#### Work to do:
Return all lines with the word "varm" in them.

━━━ Listed records ━━━

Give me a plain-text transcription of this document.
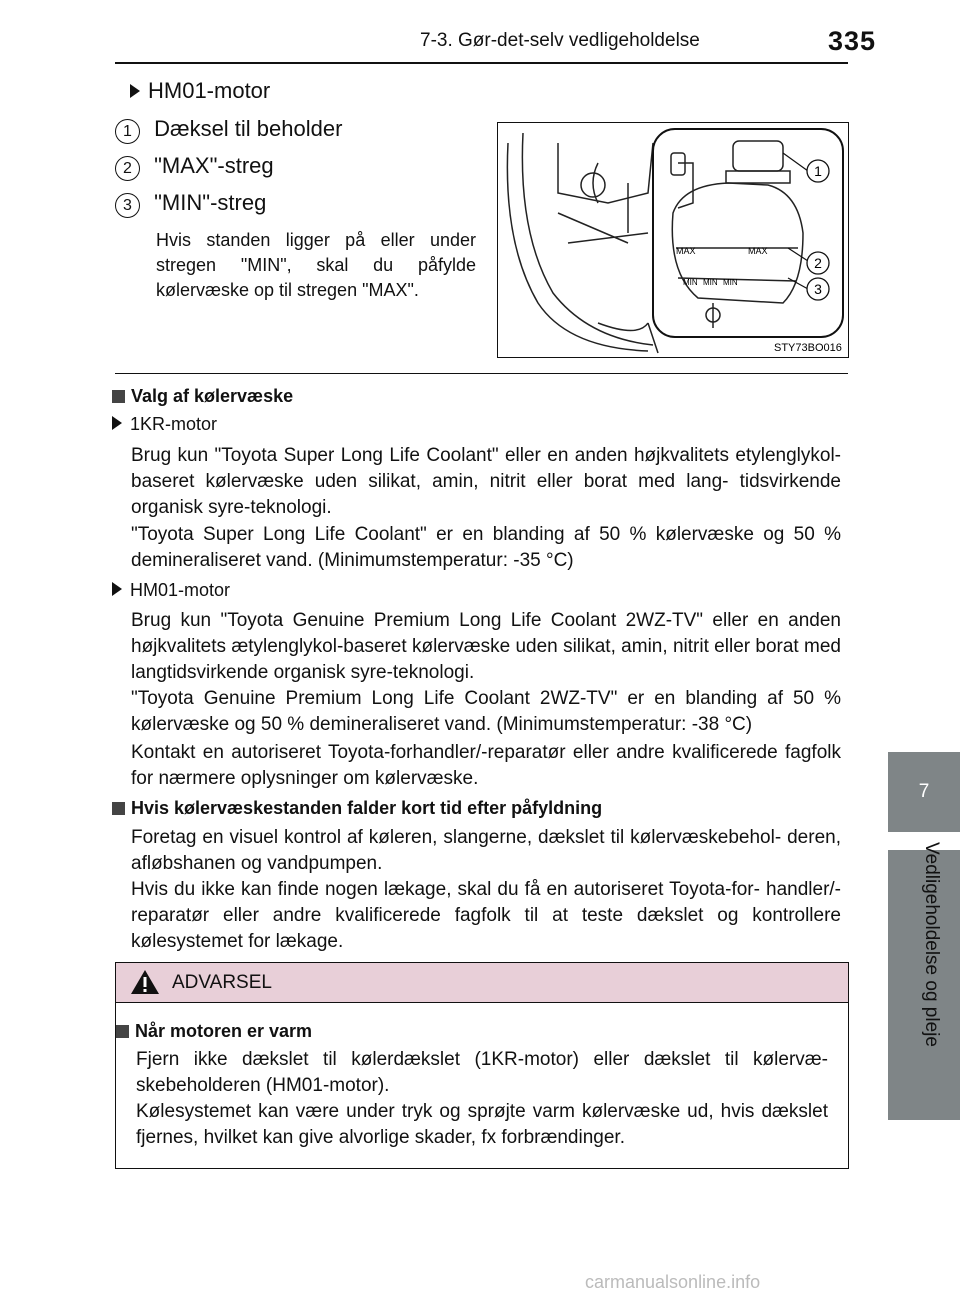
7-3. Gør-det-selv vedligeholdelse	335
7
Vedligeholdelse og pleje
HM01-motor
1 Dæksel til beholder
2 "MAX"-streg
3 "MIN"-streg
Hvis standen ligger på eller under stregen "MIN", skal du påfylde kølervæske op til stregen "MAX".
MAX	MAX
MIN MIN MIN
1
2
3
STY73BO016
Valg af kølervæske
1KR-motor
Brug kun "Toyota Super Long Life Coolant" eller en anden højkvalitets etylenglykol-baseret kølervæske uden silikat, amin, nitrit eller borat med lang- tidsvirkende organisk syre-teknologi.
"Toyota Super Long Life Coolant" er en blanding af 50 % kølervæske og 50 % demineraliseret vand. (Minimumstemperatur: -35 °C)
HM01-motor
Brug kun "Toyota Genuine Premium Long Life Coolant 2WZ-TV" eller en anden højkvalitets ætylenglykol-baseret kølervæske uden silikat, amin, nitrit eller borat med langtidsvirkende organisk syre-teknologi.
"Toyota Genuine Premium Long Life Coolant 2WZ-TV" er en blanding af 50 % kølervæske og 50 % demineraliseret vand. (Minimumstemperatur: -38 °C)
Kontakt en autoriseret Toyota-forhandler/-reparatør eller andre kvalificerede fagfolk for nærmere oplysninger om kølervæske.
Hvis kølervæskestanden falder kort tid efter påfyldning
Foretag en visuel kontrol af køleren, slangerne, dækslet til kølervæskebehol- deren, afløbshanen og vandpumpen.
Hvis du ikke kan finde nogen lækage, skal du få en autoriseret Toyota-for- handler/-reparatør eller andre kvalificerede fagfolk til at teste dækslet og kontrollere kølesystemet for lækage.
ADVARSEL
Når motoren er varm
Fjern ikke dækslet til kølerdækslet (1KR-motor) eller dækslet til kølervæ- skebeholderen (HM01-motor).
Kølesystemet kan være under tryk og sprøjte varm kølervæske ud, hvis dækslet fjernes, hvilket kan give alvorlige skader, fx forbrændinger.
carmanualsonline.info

━━━

#### Solution to this exercise:
Når motoren er varm
Kølesystemet kan være under tryk og sprøjte varm kølervæske ud, hvis dækslet fjernes, hvilket kan give alvorlige skader, fx forbrændinger.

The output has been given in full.